## WHAT YOU NEED TO DO
Copy out all lines of the records in which the word "kollektív" appears.

## RECORDS PROVIDED

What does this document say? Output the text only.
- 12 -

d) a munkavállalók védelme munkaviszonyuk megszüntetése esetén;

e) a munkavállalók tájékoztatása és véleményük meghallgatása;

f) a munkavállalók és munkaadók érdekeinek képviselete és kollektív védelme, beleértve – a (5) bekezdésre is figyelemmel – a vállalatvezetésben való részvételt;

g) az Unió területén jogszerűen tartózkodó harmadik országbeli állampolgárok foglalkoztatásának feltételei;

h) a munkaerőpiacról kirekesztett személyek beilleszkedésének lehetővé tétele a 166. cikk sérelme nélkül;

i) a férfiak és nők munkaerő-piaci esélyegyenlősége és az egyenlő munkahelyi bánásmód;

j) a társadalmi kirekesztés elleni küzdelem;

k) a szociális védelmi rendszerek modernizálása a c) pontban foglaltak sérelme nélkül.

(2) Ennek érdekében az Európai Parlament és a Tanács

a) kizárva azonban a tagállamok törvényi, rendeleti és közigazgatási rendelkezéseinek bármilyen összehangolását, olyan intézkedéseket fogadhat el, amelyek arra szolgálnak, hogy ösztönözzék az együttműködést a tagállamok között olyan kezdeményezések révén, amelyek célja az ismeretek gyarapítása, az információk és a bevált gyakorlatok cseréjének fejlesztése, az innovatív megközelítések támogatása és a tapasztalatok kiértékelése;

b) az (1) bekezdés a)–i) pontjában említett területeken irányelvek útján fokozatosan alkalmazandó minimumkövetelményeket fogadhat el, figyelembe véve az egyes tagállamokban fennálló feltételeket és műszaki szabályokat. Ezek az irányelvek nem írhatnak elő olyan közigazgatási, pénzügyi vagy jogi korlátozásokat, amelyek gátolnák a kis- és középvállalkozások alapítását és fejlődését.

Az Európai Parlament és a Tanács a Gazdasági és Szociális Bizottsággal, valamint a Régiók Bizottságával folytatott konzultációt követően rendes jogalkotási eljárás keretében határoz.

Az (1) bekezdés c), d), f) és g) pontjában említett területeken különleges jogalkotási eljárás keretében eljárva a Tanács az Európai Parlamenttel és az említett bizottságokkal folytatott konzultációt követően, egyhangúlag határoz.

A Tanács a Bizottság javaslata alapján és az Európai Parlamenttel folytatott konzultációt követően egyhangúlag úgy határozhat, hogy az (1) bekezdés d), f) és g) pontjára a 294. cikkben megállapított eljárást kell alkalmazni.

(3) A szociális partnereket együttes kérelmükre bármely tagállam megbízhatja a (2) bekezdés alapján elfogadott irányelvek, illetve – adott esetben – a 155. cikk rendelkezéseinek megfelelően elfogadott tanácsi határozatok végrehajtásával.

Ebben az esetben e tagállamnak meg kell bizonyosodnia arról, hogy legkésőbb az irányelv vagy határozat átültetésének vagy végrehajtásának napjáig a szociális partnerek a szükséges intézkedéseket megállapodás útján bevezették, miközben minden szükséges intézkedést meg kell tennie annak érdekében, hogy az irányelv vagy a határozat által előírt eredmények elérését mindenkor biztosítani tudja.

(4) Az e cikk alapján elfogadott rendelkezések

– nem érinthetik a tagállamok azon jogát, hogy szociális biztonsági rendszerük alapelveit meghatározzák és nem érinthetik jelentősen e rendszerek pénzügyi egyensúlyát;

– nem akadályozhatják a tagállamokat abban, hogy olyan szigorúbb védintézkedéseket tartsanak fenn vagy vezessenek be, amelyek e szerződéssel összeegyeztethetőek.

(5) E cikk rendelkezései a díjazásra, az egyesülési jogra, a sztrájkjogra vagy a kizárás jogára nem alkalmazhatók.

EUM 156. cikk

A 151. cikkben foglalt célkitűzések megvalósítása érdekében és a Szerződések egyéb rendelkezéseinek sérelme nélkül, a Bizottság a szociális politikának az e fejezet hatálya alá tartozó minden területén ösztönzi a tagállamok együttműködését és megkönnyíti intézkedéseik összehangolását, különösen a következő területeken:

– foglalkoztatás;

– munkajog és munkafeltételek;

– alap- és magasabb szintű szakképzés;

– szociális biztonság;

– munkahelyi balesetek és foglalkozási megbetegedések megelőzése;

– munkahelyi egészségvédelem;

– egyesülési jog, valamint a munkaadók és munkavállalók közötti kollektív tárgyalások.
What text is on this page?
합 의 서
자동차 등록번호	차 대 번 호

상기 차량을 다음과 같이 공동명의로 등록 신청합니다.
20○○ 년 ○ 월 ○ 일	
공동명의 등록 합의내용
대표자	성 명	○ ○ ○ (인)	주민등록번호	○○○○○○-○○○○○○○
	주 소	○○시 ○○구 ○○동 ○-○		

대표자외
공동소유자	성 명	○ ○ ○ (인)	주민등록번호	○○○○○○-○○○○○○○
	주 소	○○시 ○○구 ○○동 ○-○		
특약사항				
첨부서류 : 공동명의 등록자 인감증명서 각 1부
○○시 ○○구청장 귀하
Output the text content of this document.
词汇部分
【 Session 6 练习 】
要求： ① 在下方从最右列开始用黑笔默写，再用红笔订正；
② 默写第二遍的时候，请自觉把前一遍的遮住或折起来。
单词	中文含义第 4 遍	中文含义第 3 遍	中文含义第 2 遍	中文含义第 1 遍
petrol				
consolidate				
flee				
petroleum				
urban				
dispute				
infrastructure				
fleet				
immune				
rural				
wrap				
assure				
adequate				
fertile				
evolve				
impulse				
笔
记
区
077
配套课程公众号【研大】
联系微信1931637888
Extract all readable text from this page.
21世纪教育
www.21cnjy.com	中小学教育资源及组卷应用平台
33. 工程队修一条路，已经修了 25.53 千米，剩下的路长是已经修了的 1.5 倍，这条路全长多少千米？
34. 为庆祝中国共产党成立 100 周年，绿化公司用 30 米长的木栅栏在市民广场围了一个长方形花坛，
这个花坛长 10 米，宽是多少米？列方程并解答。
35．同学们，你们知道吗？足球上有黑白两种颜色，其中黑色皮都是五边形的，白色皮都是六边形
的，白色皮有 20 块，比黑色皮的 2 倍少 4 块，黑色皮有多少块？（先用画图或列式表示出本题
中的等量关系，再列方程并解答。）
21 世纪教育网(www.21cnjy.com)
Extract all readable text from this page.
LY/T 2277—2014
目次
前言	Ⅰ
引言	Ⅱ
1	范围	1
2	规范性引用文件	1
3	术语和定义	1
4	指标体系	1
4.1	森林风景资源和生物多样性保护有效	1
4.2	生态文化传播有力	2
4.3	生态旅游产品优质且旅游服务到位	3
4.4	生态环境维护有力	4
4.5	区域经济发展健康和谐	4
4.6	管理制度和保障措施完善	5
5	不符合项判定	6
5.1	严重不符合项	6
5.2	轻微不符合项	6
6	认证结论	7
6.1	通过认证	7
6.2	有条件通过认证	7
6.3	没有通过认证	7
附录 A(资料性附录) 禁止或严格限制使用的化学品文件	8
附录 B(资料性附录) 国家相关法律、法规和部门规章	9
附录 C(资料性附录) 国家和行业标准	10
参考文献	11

## SOLUTION TO THIS TASK
f) a munkavállalók és munkaadók érdekeinek képviselete és kollektív védelme, beleértve – a (5) bekezdésre is figyelemmel – a vállalatvezetésben való részvételt;
– egyesülési jog, valamint a munkaadók és munkavállalók közötti kollektív tárgyalások.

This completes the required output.